══ RECORDS ══
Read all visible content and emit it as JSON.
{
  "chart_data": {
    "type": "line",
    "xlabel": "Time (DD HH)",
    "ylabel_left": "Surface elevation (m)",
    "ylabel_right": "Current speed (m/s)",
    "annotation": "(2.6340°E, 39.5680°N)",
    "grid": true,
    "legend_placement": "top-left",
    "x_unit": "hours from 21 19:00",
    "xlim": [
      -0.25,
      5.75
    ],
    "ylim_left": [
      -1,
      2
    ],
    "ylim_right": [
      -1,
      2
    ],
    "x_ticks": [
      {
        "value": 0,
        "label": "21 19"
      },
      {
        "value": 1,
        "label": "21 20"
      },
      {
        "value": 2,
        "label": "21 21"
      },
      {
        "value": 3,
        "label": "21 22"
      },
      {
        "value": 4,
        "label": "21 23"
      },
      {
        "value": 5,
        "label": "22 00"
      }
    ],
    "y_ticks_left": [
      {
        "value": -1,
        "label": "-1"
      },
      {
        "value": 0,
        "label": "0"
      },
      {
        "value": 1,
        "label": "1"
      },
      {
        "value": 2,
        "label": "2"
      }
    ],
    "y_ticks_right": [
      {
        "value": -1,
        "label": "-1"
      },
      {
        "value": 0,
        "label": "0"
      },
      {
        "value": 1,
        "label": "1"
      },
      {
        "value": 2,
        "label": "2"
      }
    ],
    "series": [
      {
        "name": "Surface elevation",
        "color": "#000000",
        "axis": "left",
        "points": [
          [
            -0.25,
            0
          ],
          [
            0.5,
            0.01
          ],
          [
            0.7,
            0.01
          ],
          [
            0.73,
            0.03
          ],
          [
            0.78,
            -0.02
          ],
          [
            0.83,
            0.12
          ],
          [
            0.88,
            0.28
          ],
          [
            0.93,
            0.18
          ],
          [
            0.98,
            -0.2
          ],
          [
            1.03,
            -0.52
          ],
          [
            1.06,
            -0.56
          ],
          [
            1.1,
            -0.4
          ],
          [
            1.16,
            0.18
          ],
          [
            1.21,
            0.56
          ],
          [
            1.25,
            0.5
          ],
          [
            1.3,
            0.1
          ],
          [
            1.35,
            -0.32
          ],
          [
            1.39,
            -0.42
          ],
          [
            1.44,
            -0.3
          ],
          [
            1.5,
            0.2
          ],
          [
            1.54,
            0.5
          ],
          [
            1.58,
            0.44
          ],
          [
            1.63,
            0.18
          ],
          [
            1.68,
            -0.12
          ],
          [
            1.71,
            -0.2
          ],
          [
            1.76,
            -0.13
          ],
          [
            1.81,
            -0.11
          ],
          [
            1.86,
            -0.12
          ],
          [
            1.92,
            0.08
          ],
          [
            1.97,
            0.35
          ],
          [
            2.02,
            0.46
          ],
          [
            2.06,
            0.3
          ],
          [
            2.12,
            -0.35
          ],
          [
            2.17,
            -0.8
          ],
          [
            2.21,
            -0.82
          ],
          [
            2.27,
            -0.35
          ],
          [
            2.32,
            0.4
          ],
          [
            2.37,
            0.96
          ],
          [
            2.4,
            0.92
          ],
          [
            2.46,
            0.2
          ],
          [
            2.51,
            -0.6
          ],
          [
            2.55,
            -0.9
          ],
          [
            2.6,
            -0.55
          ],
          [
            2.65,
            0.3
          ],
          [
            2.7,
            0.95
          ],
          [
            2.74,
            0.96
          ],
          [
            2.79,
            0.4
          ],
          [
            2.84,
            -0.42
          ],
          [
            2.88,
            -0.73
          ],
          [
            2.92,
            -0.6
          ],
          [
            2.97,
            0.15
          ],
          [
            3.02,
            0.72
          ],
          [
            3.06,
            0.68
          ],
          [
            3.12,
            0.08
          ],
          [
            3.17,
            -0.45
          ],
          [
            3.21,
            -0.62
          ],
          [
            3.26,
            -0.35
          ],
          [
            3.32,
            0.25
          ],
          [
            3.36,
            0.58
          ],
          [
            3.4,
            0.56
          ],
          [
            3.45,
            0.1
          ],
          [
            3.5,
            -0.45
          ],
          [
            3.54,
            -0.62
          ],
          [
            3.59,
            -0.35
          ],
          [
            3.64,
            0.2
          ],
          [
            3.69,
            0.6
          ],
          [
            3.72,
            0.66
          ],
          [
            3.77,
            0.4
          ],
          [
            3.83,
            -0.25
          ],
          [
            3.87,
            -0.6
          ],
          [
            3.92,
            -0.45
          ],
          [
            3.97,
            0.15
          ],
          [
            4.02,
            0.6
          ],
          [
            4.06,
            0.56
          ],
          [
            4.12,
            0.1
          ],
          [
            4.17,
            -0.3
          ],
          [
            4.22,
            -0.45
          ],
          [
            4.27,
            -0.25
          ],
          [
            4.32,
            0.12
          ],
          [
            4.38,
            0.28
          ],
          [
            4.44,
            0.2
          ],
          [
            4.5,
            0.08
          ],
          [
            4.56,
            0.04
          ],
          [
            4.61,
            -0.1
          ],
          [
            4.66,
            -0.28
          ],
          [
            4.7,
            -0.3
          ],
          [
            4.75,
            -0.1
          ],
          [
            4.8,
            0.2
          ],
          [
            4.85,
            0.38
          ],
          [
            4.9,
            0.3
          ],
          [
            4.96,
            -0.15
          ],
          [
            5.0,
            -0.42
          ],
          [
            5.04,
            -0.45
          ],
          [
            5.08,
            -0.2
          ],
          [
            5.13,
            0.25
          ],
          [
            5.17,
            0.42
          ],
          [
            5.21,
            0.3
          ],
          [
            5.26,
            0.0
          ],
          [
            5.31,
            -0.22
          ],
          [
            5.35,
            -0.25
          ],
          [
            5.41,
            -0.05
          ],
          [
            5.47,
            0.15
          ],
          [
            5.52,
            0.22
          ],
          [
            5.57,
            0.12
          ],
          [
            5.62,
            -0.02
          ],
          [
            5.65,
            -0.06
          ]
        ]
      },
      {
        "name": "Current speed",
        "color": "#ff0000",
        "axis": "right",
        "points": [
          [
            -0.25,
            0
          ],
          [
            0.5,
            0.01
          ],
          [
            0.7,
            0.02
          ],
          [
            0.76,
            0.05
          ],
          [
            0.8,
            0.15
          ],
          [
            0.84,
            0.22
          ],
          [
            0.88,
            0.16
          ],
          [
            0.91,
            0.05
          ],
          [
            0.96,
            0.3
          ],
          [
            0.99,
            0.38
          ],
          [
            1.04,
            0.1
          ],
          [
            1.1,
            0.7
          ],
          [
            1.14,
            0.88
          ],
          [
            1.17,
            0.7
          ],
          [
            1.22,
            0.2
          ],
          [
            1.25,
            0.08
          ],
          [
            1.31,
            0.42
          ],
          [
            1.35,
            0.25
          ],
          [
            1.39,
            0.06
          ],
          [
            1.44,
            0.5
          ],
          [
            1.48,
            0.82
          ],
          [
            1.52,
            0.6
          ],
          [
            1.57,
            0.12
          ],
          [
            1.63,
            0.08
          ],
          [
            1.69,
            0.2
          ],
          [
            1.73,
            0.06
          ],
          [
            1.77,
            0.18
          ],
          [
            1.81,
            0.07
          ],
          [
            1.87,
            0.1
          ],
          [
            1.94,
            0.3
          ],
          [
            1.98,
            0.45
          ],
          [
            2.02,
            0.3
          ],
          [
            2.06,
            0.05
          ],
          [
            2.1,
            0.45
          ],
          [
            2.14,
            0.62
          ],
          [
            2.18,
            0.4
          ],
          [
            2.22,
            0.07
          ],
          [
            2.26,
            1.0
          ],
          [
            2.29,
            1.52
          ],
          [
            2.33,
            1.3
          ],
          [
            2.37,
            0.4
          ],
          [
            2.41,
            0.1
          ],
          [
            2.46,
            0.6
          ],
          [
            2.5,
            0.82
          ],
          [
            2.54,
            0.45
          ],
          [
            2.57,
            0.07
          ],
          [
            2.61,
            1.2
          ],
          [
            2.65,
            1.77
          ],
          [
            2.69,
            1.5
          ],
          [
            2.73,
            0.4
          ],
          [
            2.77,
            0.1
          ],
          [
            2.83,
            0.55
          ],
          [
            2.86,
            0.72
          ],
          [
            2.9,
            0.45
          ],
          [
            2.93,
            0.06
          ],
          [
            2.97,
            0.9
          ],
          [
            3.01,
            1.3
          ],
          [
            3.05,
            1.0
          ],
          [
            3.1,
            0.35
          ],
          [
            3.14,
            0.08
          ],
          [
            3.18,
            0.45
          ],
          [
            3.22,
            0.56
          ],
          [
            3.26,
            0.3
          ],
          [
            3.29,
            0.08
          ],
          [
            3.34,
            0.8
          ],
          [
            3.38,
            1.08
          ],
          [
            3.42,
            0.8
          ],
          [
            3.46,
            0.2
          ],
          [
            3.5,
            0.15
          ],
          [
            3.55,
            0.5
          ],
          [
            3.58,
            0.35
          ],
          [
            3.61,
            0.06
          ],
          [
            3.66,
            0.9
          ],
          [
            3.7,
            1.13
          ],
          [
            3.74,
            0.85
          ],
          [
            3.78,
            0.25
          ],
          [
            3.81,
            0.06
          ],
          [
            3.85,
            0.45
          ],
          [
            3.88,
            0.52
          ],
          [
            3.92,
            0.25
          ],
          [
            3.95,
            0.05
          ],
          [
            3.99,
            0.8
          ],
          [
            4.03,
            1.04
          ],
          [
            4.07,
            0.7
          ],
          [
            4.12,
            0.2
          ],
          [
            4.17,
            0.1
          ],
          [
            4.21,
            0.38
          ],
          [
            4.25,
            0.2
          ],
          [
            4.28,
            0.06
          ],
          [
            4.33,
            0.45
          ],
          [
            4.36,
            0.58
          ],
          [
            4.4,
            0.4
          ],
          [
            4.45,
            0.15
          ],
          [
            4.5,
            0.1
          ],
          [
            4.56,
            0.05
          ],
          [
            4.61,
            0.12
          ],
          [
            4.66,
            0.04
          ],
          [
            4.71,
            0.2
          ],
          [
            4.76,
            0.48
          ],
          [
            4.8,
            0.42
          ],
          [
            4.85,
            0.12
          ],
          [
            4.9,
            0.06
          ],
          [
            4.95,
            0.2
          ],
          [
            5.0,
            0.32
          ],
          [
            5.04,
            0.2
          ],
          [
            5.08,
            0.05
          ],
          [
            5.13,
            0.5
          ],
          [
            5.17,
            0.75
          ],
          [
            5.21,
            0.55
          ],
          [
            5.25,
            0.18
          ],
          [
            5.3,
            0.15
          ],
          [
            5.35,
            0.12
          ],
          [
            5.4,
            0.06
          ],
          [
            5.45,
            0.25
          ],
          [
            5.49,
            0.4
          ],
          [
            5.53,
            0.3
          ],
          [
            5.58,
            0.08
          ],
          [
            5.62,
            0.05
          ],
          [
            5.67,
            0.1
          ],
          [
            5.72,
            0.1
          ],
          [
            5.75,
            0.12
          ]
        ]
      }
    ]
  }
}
═══
Scan the data above and copy every line with "elevation" in it.

» **FULL OUTPUT**:
    "ylabel_left": "Surface elevation (m)",
        "name": "Surface elevation",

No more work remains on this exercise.